Pick up the Renewable Energy Systems course description below from the point where it stops, and keep writing it in the same style; the items after it are not part of that text.

DOCUMENT SEGMENT:
§ §
Renewable Energy Systems

Code:

M.EEC028

Acronym:

SER

Keywords
Classification	Keyword
OFICIAL	Automation and Control

Instance: 2024/2025 - 1S

Active?	Yes
Responsible unit:	Department of Electrical and Computer Engineering
Course/CS Responsible:	Master in Electrical and Computer Engineering

Cycles of Study/Courses

Acronym	No. of Students	Study Plan	Curricular Years	Credits UCN	Credits ECTS	Contact hours	Total Time
M.EEC	13	Syllabus	2	-	6	39

Teaching language

English

Objectives

Explain the operating principles of the main sources of renewable energy (solar photovoltaic, wind, biomass, hydroelectric, sea waves and tides) and identify the main topologies converting primary energy into electrical energy.
Explain and be able to apply the fundamental methods of control of the produced power.
Analyze and compare different topologies for the conditioning of renewable energy sources.
Identify and understand the different energy storage systems and their application in microgrids.
Identify, apply and verify the regulatory aspects of the basic interface of renewable energy to the electric grid.
Design and integrate the different subsystems, electronic and control, of the energy conversion chain to the more relevant renewable energy sources: solar photovoltaic and wind.
§ §
DATASET RECORDS:
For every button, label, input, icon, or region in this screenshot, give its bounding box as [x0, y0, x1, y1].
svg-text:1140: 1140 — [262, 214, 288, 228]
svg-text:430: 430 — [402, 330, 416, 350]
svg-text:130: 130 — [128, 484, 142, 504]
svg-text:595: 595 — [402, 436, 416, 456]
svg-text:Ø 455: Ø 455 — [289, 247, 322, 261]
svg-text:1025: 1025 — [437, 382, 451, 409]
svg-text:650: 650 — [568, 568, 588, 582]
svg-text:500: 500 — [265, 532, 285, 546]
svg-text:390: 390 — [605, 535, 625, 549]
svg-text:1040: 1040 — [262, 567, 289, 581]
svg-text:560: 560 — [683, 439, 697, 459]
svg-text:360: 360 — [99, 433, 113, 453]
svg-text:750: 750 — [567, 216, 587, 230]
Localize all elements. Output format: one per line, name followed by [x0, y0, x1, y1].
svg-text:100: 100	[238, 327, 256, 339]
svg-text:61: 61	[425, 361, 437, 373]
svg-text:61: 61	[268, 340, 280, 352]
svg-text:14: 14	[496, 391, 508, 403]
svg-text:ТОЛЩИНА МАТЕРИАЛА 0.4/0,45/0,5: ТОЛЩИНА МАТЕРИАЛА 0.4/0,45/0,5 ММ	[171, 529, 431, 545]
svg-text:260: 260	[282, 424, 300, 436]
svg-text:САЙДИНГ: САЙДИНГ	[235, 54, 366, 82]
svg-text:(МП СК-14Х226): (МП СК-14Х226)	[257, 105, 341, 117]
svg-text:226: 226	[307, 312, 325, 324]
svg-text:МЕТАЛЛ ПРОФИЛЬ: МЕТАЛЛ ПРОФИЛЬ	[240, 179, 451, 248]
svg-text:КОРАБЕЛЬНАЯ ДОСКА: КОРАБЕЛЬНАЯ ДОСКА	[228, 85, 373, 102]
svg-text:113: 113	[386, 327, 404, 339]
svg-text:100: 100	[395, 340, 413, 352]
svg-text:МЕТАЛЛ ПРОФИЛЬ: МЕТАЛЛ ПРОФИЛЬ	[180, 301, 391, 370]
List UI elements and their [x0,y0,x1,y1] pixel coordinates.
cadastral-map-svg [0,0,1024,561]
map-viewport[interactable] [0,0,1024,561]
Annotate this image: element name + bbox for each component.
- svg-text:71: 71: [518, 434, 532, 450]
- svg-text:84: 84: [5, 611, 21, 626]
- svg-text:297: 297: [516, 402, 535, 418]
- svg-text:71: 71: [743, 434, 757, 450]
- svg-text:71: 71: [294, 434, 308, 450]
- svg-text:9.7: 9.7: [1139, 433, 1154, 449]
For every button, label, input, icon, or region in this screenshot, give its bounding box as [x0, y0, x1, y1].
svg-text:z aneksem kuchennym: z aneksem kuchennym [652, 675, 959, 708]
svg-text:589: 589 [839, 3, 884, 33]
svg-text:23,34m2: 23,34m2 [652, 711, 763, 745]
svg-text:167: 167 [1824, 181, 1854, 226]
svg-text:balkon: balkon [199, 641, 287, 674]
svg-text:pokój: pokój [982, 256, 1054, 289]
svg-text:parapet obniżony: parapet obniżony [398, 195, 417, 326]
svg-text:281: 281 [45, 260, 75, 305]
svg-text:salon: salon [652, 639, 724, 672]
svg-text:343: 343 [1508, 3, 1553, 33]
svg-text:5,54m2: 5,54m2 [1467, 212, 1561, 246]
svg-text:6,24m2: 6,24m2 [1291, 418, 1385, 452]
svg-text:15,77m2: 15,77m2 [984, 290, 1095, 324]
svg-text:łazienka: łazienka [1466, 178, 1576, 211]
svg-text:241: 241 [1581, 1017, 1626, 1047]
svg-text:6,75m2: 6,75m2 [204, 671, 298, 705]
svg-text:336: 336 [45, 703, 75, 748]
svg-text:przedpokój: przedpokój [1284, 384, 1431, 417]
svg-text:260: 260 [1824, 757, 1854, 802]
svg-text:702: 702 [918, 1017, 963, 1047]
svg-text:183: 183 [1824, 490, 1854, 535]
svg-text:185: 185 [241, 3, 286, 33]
§ §
SOLVED PROBLEM:
Learning outcomes and competences

The Renewable Energy Systems course will contribute to the acquisition, by the students, of the following competencies:

1.  Knowing the components, the mathematical models, technologies and control methods to be applied on the solar PV and wind systems;

2. Analyze and critically evaluate established technological solutions of renewable energy systems field including power circuits and control methods  and operating characteristics;

3. Make acquaintance with the computational simulation tools that allow to modelling, design, analyze and evaluate the performance of controllers of energy renewable conversion systems.

4. Work in group;

5. Elaborate technical reports and make oral presentations.

To sum up, the student will know how to discuss and evaluate alternatives for the implementation of renewable power control systems that more sustainable and reliable systems that comply with grid regulations.

Working method

Presencial

Pre-requirements (prior knowledge) and co-requirements (common knowledge)

Basic knowledge of electrical machines and power electronics.

Program

Characterization of renewable energies: solar photovoltaic, wind, biomass, hydroelectric, sea waves and tides.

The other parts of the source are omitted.